» WHAT YOU HAVE TO DO: State how many lines of the records contain the string "source". Give the number alone.

□ □ □ □

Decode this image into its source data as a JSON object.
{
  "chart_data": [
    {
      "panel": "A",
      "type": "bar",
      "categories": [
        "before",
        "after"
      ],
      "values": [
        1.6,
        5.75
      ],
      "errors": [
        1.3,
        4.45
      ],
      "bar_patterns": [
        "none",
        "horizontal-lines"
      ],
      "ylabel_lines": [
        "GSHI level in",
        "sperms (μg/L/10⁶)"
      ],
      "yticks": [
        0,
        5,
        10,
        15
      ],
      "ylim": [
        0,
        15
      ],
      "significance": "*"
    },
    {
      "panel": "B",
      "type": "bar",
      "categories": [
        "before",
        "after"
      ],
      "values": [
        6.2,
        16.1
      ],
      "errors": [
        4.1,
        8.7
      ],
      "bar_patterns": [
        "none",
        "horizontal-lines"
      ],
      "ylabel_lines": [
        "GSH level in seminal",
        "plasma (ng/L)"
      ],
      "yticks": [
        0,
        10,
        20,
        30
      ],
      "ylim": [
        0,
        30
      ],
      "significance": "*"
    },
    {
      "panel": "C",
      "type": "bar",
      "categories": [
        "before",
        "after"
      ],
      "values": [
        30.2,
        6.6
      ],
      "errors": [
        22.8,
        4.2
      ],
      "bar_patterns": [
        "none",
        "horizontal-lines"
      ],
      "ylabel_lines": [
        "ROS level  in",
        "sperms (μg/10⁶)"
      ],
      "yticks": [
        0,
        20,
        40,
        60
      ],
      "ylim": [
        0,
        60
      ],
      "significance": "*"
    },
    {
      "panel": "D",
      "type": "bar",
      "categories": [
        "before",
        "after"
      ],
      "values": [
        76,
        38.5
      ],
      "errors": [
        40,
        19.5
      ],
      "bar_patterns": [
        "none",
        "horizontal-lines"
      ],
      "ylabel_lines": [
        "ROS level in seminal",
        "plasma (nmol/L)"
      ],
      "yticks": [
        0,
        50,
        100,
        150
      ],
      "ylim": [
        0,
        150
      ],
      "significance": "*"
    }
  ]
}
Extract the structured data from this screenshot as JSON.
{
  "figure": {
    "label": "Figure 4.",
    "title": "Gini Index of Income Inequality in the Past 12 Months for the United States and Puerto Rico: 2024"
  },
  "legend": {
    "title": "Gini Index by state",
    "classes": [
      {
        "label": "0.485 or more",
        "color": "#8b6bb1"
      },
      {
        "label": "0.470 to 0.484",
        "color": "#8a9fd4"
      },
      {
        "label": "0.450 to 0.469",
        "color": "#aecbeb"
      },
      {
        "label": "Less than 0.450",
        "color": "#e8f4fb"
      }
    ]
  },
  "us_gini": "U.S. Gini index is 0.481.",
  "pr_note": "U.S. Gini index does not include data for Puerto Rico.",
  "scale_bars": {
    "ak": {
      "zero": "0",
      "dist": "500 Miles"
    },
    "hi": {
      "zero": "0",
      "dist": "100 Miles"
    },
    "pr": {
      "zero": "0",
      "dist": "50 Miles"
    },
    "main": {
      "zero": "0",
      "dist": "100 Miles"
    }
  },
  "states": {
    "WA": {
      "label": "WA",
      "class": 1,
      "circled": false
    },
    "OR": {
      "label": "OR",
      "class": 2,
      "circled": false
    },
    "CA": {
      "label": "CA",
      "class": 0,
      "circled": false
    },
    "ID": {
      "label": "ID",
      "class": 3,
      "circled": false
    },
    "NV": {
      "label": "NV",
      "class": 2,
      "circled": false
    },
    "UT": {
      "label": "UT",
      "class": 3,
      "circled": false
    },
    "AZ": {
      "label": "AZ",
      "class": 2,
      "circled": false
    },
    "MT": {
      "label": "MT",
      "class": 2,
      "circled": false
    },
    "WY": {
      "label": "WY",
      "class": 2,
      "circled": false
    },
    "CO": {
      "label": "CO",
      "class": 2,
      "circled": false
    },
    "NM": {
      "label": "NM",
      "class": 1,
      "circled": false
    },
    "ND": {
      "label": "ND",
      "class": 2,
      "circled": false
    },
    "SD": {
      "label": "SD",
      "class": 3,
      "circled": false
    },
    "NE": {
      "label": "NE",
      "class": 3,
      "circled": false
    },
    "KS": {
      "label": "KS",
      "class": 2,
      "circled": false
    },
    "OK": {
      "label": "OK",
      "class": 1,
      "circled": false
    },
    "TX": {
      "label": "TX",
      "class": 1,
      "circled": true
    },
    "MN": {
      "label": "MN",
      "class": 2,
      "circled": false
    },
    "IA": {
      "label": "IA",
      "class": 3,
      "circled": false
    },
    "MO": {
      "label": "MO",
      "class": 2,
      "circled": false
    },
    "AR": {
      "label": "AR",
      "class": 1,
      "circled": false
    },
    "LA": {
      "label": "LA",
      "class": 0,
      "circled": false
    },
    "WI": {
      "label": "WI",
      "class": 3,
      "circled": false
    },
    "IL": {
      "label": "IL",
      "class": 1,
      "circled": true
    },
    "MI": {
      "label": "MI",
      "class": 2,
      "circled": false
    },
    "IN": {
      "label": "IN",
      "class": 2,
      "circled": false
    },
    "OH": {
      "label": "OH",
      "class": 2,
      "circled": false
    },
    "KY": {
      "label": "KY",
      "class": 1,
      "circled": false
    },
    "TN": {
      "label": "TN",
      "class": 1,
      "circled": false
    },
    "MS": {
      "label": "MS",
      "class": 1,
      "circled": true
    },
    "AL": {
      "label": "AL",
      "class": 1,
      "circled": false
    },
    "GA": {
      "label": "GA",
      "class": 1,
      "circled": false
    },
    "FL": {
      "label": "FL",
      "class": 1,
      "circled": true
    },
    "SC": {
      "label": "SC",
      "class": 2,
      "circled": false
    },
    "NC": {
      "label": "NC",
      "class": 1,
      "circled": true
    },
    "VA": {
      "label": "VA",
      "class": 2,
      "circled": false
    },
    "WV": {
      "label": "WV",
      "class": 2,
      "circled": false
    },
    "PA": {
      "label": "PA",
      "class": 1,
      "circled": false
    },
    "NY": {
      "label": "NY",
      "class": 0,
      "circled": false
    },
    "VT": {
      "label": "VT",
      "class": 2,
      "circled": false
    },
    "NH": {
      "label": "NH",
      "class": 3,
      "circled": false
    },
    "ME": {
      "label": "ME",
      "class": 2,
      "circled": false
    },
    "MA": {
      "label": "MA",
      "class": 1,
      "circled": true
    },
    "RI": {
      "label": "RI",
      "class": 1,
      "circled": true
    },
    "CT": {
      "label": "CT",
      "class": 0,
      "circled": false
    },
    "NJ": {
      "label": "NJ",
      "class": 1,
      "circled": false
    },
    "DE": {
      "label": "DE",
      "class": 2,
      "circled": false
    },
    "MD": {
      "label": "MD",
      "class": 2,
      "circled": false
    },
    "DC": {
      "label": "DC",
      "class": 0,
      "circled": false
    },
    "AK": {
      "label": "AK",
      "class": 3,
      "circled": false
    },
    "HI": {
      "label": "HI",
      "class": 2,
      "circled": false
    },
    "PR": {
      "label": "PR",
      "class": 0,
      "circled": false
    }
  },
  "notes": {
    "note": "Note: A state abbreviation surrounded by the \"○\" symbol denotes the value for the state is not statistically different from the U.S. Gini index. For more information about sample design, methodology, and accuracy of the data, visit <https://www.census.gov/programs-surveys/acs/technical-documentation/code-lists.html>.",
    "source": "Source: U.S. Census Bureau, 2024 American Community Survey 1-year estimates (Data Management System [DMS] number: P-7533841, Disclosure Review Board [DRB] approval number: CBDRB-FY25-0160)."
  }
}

□ □ □ □

» CORRECT RESULT: 2